Aim of the task:
Select the lines that contain "content" and copy each of them.

⁂

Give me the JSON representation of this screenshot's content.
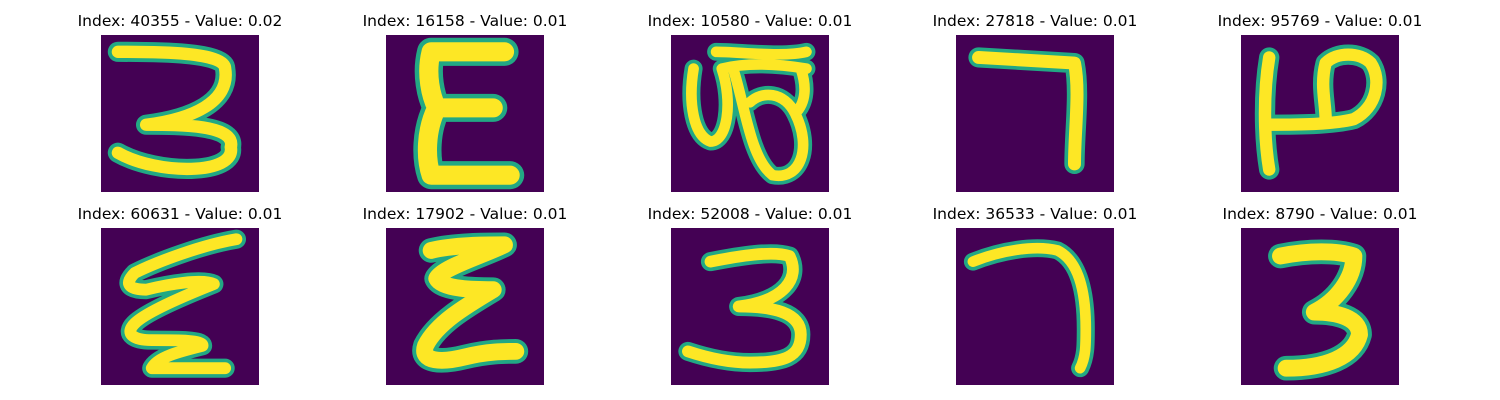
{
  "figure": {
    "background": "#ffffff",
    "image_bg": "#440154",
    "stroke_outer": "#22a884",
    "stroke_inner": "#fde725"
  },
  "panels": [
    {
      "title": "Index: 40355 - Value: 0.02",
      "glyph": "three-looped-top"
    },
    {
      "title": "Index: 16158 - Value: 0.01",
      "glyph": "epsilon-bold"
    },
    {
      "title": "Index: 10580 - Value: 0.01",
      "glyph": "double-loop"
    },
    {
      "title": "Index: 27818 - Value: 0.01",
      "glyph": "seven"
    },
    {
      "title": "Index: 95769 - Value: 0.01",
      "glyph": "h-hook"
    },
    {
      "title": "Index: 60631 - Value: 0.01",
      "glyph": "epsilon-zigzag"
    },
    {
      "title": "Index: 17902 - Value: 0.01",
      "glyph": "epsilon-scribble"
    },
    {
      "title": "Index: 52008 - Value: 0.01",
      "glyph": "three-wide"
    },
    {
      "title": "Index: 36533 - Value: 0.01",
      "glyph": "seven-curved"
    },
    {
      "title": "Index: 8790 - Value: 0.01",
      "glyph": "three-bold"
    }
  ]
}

⁂

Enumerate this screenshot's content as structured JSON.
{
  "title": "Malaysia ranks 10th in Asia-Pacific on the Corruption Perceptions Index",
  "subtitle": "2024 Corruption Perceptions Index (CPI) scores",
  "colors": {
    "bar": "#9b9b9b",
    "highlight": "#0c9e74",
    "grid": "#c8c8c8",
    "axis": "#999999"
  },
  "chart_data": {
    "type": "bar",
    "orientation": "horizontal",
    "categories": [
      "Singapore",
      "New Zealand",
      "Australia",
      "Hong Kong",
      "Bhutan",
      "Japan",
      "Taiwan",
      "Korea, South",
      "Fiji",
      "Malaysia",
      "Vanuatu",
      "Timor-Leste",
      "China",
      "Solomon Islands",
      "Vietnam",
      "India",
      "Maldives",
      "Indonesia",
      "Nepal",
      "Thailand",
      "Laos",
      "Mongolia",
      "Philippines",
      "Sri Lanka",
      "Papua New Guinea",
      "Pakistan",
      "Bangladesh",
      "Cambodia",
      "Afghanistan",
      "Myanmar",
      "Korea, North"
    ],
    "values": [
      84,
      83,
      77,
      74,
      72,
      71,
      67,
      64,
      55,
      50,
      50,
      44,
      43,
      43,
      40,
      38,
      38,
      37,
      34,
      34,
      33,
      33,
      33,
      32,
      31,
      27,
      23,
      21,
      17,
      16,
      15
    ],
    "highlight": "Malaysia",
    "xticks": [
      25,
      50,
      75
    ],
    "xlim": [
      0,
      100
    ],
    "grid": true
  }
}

⁂

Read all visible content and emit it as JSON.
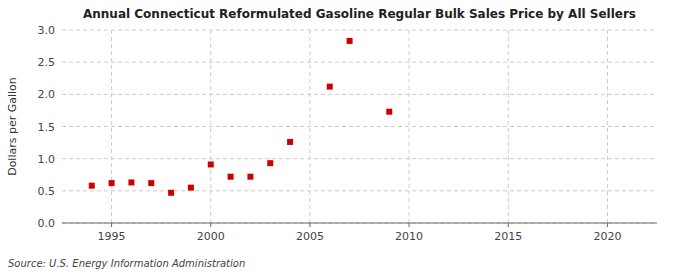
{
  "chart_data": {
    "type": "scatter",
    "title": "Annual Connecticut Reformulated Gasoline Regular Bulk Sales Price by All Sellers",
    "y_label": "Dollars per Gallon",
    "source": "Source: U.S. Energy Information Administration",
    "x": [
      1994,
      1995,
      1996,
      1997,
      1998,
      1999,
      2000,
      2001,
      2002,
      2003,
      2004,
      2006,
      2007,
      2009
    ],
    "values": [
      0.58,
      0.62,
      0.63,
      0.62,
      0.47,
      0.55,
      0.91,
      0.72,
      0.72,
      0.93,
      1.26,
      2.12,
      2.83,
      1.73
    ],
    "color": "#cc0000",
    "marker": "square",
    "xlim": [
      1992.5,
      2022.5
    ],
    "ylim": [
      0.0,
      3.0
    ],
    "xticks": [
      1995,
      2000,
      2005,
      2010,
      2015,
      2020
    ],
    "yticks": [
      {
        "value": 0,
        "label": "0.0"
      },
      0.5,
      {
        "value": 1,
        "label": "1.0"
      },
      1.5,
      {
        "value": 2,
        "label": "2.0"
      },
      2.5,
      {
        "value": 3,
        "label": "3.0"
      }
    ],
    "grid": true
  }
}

⁂

The answer:
Give me the JSON representation of this screenshot's content.
Enumerate this screenshot's content as structured JSON.
Read all visible content and emit it as JSON.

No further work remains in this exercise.